Start

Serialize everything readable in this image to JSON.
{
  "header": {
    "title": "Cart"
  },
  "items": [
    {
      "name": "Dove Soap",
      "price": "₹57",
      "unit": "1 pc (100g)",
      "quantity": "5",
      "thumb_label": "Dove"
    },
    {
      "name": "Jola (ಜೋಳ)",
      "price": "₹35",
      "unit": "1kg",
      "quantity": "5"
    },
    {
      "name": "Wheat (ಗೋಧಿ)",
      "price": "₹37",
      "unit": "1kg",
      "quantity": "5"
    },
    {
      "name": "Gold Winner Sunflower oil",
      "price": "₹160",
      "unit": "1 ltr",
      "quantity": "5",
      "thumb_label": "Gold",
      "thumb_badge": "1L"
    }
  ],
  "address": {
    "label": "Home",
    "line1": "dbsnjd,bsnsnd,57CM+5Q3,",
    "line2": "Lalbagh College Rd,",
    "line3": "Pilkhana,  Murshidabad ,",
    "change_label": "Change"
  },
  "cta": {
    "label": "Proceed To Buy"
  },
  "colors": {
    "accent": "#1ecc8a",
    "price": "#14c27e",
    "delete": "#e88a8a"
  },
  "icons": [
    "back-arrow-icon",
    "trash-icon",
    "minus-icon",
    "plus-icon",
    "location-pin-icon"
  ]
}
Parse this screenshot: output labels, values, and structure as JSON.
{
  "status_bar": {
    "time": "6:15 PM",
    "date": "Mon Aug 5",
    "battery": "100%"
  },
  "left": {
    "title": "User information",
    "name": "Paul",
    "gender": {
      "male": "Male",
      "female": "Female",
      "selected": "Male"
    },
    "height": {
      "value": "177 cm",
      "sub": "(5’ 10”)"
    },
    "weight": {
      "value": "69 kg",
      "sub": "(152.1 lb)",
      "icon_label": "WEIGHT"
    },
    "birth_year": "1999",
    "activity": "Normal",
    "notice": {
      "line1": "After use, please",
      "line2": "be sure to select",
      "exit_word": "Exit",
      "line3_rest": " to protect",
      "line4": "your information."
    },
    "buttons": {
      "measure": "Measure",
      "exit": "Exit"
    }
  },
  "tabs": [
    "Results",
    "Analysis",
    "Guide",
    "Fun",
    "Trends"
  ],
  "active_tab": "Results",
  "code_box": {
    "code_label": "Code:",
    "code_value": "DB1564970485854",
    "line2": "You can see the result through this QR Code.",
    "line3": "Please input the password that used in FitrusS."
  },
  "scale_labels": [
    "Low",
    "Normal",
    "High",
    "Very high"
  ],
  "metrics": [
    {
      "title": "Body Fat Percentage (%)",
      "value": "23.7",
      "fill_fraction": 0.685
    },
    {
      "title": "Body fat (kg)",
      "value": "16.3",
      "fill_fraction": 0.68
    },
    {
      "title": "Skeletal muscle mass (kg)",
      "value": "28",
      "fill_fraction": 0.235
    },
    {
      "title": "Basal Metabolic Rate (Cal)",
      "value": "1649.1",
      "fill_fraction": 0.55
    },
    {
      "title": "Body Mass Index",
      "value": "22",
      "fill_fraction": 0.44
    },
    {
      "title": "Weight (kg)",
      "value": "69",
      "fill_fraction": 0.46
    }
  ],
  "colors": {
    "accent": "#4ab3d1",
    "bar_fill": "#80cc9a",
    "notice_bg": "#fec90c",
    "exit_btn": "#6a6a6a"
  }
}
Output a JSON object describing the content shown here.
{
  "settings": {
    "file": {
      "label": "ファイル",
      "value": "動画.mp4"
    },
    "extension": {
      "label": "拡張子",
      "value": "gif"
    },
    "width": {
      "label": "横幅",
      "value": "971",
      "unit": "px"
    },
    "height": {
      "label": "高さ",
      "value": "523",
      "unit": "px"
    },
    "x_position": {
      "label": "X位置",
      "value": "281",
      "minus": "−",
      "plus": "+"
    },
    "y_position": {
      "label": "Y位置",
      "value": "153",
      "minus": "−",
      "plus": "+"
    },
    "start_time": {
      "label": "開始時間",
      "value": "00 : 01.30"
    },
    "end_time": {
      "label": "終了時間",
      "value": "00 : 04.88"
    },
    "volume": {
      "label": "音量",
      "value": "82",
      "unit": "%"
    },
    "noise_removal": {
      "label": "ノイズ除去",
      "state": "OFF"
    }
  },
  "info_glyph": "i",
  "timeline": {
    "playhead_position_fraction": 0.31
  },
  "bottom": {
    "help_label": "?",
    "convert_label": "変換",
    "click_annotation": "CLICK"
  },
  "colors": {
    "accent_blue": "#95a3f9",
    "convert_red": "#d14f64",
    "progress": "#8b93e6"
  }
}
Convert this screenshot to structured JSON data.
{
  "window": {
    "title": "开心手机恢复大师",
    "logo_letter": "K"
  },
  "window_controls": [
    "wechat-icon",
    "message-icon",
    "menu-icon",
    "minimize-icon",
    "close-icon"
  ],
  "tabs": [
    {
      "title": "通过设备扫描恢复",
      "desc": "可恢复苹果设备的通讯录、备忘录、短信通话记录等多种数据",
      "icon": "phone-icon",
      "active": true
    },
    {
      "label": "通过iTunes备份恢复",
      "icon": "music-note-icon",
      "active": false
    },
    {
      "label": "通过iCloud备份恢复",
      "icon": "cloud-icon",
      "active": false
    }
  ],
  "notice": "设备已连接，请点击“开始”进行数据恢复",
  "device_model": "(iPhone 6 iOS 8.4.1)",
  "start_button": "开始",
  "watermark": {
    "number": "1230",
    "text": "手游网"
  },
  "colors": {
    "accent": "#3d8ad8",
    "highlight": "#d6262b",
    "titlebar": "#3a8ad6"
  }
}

End

Using the records above, pull out each line where the word "information" occurs.

> ANSWER:
    "title": "User information",
      "line4": "your information."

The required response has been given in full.